▸ Task instructions
Find each line holding the word "military" and give the total alone.

▸ Provided data
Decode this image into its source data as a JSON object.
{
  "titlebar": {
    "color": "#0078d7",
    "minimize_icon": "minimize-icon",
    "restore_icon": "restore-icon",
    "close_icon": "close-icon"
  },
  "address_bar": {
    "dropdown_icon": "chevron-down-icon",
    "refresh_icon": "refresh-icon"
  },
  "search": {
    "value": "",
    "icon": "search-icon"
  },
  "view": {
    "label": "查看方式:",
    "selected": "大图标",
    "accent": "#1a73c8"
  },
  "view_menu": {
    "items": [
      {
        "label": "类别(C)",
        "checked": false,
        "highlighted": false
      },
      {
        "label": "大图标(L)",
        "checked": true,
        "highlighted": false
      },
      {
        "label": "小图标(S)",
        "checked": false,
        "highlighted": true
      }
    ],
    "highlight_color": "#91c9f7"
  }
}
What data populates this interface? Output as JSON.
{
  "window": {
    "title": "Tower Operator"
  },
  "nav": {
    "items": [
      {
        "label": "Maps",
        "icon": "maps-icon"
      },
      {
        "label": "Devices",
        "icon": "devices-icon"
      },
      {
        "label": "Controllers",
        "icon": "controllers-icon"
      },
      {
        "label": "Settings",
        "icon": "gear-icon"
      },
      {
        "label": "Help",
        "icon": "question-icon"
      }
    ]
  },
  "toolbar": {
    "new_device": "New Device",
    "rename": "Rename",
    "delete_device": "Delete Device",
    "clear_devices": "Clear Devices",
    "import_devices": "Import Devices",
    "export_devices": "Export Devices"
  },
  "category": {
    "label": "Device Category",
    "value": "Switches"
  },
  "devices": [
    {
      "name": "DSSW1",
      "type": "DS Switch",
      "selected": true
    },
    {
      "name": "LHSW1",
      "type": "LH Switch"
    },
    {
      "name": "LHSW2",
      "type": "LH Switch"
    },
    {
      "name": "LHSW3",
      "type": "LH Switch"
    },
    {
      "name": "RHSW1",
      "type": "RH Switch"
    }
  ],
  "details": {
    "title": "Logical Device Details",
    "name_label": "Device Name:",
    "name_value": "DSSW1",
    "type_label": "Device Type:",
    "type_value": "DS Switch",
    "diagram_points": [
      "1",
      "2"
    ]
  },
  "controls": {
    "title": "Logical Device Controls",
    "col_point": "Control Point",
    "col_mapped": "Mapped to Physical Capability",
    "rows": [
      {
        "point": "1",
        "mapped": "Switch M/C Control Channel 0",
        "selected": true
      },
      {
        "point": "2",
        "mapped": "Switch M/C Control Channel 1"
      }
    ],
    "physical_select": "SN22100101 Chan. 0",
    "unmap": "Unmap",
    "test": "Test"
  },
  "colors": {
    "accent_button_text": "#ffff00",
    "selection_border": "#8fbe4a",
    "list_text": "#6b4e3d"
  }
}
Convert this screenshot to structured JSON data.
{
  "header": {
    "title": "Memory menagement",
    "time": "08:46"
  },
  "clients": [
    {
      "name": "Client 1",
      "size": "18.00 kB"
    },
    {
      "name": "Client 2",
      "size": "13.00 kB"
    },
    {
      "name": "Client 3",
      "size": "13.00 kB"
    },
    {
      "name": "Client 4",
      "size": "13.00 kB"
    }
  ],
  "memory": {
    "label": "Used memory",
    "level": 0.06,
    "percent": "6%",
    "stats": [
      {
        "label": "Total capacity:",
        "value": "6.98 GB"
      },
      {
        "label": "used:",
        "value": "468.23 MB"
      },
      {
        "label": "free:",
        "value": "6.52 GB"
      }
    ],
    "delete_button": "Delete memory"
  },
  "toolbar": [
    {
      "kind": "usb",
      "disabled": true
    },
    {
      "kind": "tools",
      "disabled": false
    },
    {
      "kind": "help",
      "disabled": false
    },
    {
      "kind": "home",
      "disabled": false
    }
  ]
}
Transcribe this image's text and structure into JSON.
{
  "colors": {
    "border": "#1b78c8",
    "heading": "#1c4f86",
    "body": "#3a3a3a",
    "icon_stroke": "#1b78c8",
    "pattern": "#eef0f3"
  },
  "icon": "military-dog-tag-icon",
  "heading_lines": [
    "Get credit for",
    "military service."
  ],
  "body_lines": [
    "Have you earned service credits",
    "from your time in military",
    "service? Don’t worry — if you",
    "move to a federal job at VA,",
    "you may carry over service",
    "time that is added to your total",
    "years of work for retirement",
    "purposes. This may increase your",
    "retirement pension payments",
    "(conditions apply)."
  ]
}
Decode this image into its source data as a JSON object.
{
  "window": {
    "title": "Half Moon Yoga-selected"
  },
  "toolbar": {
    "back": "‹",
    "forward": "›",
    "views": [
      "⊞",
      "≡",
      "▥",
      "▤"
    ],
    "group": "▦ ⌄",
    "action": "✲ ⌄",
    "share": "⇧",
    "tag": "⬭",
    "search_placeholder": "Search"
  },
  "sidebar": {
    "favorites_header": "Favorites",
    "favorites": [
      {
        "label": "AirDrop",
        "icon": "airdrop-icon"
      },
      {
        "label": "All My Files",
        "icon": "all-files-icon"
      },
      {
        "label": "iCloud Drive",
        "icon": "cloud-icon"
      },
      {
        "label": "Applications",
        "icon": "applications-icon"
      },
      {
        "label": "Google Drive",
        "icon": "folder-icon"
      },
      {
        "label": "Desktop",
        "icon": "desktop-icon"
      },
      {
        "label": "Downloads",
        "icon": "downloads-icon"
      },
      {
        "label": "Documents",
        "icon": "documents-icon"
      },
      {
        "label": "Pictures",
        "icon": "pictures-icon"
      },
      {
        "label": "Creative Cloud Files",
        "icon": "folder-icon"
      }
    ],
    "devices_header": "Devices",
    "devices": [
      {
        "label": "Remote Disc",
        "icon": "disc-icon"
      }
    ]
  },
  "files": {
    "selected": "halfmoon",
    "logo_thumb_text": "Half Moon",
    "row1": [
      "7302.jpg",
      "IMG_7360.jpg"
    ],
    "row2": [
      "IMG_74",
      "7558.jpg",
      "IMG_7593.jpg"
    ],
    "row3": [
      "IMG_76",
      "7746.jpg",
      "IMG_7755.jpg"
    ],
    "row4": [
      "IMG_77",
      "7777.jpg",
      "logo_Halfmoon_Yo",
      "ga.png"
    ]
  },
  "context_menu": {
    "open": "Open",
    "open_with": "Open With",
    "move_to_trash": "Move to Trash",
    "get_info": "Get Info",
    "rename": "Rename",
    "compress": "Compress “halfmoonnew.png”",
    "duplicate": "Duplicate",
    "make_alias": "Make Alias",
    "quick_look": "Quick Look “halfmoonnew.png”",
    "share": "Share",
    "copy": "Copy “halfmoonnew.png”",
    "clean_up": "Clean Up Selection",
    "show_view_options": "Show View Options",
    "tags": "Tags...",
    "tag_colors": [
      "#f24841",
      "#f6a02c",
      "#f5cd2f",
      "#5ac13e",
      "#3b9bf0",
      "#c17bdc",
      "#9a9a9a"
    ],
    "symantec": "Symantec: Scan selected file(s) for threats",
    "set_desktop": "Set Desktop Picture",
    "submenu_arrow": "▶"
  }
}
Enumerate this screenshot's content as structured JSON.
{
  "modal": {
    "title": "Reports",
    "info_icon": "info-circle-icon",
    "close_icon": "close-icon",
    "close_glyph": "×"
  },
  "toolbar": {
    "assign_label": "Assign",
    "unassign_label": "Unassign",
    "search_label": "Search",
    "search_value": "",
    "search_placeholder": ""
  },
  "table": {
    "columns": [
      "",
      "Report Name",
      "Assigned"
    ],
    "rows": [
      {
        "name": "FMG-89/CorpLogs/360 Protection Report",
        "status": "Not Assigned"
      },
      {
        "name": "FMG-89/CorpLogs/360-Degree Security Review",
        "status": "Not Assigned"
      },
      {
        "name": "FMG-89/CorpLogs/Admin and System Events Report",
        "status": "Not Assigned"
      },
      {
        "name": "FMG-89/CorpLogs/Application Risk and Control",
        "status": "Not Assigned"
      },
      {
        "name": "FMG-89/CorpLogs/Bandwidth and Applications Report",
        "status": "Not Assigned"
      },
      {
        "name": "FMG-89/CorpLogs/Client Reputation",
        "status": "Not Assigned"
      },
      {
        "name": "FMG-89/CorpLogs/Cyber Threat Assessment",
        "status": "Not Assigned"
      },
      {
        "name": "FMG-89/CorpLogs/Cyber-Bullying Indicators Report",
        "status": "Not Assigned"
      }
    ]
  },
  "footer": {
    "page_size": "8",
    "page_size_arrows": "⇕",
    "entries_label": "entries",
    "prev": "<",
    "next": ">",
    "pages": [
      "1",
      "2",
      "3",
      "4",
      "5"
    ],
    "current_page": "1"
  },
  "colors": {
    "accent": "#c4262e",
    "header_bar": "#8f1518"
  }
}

▸ Solution for this problem
3